— Start of Provided data —

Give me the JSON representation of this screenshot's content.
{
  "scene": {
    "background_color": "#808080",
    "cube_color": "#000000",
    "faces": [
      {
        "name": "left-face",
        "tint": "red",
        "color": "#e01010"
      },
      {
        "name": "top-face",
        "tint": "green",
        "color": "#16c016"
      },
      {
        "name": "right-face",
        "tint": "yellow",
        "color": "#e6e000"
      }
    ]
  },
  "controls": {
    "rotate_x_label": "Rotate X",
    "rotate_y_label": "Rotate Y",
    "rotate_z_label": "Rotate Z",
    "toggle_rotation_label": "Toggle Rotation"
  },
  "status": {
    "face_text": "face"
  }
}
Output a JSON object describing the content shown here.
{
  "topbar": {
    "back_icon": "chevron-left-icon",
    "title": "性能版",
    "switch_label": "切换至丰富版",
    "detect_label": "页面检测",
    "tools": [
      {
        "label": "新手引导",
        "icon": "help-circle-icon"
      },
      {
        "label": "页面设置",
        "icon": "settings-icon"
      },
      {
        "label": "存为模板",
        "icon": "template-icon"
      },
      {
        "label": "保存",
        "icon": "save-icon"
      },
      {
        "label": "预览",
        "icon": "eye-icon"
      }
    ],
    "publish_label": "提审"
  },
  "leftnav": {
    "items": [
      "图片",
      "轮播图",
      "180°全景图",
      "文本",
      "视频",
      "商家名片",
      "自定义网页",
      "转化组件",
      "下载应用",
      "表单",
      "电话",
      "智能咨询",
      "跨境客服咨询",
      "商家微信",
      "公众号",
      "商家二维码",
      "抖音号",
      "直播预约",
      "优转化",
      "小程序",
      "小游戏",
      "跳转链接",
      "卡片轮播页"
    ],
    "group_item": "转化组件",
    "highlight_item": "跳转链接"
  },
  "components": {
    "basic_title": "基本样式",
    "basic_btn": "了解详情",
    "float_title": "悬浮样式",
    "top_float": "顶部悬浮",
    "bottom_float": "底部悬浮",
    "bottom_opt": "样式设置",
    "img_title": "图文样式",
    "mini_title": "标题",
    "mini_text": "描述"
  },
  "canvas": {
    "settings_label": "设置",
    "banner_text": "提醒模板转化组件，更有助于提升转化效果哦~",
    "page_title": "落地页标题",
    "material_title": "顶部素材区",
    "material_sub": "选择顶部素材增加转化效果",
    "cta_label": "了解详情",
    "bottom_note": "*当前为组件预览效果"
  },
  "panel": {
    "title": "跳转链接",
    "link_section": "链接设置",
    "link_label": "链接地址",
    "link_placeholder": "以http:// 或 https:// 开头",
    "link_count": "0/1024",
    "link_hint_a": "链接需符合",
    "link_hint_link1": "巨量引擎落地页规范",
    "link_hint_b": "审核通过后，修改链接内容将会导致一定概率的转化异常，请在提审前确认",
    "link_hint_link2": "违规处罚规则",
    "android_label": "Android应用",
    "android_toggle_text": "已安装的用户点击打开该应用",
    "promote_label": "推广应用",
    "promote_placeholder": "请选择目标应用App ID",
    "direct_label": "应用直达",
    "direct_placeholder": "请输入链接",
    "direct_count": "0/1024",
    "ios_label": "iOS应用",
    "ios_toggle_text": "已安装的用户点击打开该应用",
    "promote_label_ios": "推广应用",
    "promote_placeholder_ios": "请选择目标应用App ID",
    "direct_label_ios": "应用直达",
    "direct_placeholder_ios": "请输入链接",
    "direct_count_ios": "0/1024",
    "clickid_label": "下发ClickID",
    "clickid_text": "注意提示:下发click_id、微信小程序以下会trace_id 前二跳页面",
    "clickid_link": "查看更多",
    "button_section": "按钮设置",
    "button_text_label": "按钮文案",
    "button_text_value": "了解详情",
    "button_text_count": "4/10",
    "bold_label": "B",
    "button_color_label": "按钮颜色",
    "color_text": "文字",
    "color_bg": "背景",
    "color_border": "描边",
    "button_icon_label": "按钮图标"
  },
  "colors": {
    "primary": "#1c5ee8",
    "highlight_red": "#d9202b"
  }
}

— End of Provided data —

• _What is expected_
Gather every line containing the word "请选择目标应用App" and copy it.

• _In response_
    "promote_placeholder": "请选择目标应用App ID",
    "promote_placeholder_ios": "请选择目标应用App ID",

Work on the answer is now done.